>> START Exercise inputs

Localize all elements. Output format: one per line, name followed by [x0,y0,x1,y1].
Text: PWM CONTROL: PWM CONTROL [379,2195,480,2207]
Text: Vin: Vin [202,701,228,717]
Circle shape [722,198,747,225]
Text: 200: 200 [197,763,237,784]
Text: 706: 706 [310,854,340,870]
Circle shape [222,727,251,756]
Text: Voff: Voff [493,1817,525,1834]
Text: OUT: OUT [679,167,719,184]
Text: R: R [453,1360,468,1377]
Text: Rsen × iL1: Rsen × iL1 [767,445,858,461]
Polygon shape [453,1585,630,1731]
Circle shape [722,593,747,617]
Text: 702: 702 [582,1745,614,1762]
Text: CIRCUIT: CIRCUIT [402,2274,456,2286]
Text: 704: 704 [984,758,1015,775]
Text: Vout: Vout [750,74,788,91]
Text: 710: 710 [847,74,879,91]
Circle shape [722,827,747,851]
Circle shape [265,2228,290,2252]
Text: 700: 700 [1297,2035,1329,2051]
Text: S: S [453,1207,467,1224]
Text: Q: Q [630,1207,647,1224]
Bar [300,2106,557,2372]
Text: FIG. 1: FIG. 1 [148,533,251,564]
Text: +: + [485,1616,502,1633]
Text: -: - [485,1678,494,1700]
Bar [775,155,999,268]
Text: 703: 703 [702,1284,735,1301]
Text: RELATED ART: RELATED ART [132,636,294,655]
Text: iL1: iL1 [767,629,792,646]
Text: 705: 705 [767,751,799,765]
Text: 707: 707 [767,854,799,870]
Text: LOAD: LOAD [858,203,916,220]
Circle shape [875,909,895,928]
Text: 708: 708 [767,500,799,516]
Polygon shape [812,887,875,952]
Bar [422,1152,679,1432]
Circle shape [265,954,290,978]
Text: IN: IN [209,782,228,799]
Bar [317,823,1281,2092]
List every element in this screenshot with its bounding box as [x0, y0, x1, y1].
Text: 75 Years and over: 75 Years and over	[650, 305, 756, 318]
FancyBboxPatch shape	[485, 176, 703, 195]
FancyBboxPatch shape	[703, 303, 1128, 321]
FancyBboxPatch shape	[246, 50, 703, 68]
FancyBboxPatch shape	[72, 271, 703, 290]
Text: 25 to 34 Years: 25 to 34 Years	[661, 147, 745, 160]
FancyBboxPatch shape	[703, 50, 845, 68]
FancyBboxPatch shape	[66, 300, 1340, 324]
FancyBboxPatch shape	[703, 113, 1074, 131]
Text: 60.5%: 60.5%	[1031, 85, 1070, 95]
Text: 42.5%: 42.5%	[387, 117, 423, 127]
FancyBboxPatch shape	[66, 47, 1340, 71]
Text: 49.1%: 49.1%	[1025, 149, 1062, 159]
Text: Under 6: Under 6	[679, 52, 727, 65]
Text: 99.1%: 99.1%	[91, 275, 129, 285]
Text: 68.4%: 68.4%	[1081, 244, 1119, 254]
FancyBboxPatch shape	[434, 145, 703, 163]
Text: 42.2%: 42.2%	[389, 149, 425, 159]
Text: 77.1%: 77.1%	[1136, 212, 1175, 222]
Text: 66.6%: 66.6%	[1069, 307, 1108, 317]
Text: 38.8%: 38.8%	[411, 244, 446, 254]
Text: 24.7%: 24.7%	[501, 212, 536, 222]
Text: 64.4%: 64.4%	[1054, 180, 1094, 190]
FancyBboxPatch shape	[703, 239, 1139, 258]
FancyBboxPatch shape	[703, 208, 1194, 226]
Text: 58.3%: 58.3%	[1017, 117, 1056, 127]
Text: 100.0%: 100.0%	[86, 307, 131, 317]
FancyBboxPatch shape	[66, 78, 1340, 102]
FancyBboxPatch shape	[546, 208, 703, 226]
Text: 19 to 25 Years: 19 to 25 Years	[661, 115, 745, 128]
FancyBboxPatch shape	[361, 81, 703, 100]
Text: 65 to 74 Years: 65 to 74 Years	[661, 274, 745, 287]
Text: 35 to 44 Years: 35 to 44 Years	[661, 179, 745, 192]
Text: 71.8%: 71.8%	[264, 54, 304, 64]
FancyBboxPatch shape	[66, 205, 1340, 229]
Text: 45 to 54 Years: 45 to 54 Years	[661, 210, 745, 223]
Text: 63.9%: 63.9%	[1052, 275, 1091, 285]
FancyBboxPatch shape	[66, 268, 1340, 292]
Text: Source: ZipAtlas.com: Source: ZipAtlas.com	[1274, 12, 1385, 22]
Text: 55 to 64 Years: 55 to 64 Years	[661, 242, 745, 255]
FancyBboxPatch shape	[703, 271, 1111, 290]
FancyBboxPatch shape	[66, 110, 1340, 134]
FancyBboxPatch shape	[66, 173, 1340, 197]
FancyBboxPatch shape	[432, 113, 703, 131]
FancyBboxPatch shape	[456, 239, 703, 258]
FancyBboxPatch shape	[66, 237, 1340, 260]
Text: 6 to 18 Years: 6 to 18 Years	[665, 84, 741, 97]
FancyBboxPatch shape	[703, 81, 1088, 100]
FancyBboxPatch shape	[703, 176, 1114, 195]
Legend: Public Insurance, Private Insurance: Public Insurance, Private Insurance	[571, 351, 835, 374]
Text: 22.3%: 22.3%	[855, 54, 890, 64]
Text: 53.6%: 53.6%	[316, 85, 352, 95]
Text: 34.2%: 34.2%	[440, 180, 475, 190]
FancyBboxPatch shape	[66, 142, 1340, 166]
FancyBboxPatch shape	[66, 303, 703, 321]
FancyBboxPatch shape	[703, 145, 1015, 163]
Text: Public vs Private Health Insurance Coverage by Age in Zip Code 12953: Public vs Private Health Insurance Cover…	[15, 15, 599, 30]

>> END Exercise inputs

- [Given exercise]:
Copy all of the rows above, changing each "FancyBboxPatch shape" to "Rounded rectangle" and leaving everything else as it is.

- [Exercise output]:
Localize all elements. Output format: one per line, name followed by [x0,y0,x1,y1].
Text: PWM CONTROL: PWM CONTROL [379,2195,480,2207]
Text: Vin: Vin [202,701,228,717]
Circle shape [722,198,747,225]
Text: 200: 200 [197,763,237,784]
Text: 706: 706 [310,854,340,870]
Circle shape [222,727,251,756]
Text: Voff: Voff [493,1817,525,1834]
Text: OUT: OUT [679,167,719,184]
Text: R: R [453,1360,468,1377]
Text: Rsen × iL1: Rsen × iL1 [767,445,858,461]
Polygon shape [453,1585,630,1731]
Circle shape [722,593,747,617]
Text: 702: 702 [582,1745,614,1762]
Text: CIRCUIT: CIRCUIT [402,2274,456,2286]
Text: 704: 704 [984,758,1015,775]
Text: Vout: Vout [750,74,788,91]
Text: 710: 710 [847,74,879,91]
Circle shape [722,827,747,851]
Circle shape [265,2228,290,2252]
Text: 700: 700 [1297,2035,1329,2051]
Text: S: S [453,1207,467,1224]
Text: Q: Q [630,1207,647,1224]
Bar [300,2106,557,2372]
Text: FIG. 1: FIG. 1 [148,533,251,564]
Text: +: + [485,1616,502,1633]
Text: -: - [485,1678,494,1700]
Bar [775,155,999,268]
Text: 703: 703 [702,1284,735,1301]
Text: RELATED ART: RELATED ART [132,636,294,655]
Text: iL1: iL1 [767,629,792,646]
Text: 705: 705 [767,751,799,765]
Text: 707: 707 [767,854,799,870]
Text: LOAD: LOAD [858,203,916,220]
Circle shape [875,909,895,928]
Text: 708: 708 [767,500,799,516]
Polygon shape [812,887,875,952]
Bar [422,1152,679,1432]
Circle shape [265,954,290,978]
Text: IN: IN [209,782,228,799]
Bar [317,823,1281,2092]
List every element in this screenshot with its bounding box as [x0, y0, x1, y1].
Text: 75 Years and over: 75 Years and over	[650, 305, 756, 318]
Rounded rectangle	[485, 176, 703, 195]
Rounded rectangle	[703, 303, 1128, 321]
Rounded rectangle	[246, 50, 703, 68]
Rounded rectangle	[72, 271, 703, 290]
Text: 25 to 34 Years: 25 to 34 Years	[661, 147, 745, 160]
Rounded rectangle	[703, 50, 845, 68]
Rounded rectangle	[66, 300, 1340, 324]
Rounded rectangle	[703, 113, 1074, 131]
Text: 60.5%: 60.5%	[1031, 85, 1070, 95]
Text: 42.5%: 42.5%	[387, 117, 423, 127]
Rounded rectangle	[66, 47, 1340, 71]
Text: 49.1%: 49.1%	[1025, 149, 1062, 159]
Text: Under 6: Under 6	[679, 52, 727, 65]
Text: 99.1%: 99.1%	[91, 275, 129, 285]
Text: 68.4%: 68.4%	[1081, 244, 1119, 254]
Rounded rectangle	[434, 145, 703, 163]
Text: 42.2%: 42.2%	[389, 149, 425, 159]
Text: 77.1%: 77.1%	[1136, 212, 1175, 222]
Text: 66.6%: 66.6%	[1069, 307, 1108, 317]
Text: 38.8%: 38.8%	[411, 244, 446, 254]
Text: 24.7%: 24.7%	[501, 212, 536, 222]
Text: 64.4%: 64.4%	[1054, 180, 1094, 190]
Rounded rectangle	[703, 239, 1139, 258]
Rounded rectangle	[703, 208, 1194, 226]
Text: 58.3%: 58.3%	[1017, 117, 1056, 127]
Text: 100.0%: 100.0%	[86, 307, 131, 317]
Rounded rectangle	[66, 78, 1340, 102]
Rounded rectangle	[546, 208, 703, 226]
Text: 19 to 25 Years: 19 to 25 Years	[661, 115, 745, 128]
Rounded rectangle	[361, 81, 703, 100]
Text: 65 to 74 Years: 65 to 74 Years	[661, 274, 745, 287]
Text: 35 to 44 Years: 35 to 44 Years	[661, 179, 745, 192]
Text: 71.8%: 71.8%	[264, 54, 304, 64]
Rounded rectangle	[66, 205, 1340, 229]
Text: 45 to 54 Years: 45 to 54 Years	[661, 210, 745, 223]
Text: 63.9%: 63.9%	[1052, 275, 1091, 285]
Rounded rectangle	[66, 268, 1340, 292]
Text: Source: ZipAtlas.com: Source: ZipAtlas.com	[1274, 12, 1385, 22]
Text: 55 to 64 Years: 55 to 64 Years	[661, 242, 745, 255]
Rounded rectangle	[703, 271, 1111, 290]
Rounded rectangle	[66, 110, 1340, 134]
Rounded rectangle	[66, 173, 1340, 197]
Rounded rectangle	[432, 113, 703, 131]
Rounded rectangle	[456, 239, 703, 258]
Rounded rectangle	[66, 237, 1340, 260]
Text: 6 to 18 Years: 6 to 18 Years	[665, 84, 741, 97]
Rounded rectangle	[703, 81, 1088, 100]
Rounded rectangle	[703, 176, 1114, 195]
Legend: Public Insurance, Private Insurance: Public Insurance, Private Insurance	[571, 351, 835, 374]
Text: 22.3%: 22.3%	[855, 54, 890, 64]
Text: 53.6%: 53.6%	[316, 85, 352, 95]
Text: 34.2%: 34.2%	[440, 180, 475, 190]
Rounded rectangle	[66, 142, 1340, 166]
Rounded rectangle	[66, 303, 703, 321]
Rounded rectangle	[703, 145, 1015, 163]
Text: Public vs Private Health Insurance Coverage by Age in Zip Code 12953: Public vs Private Health Insurance Cover…	[15, 15, 599, 30]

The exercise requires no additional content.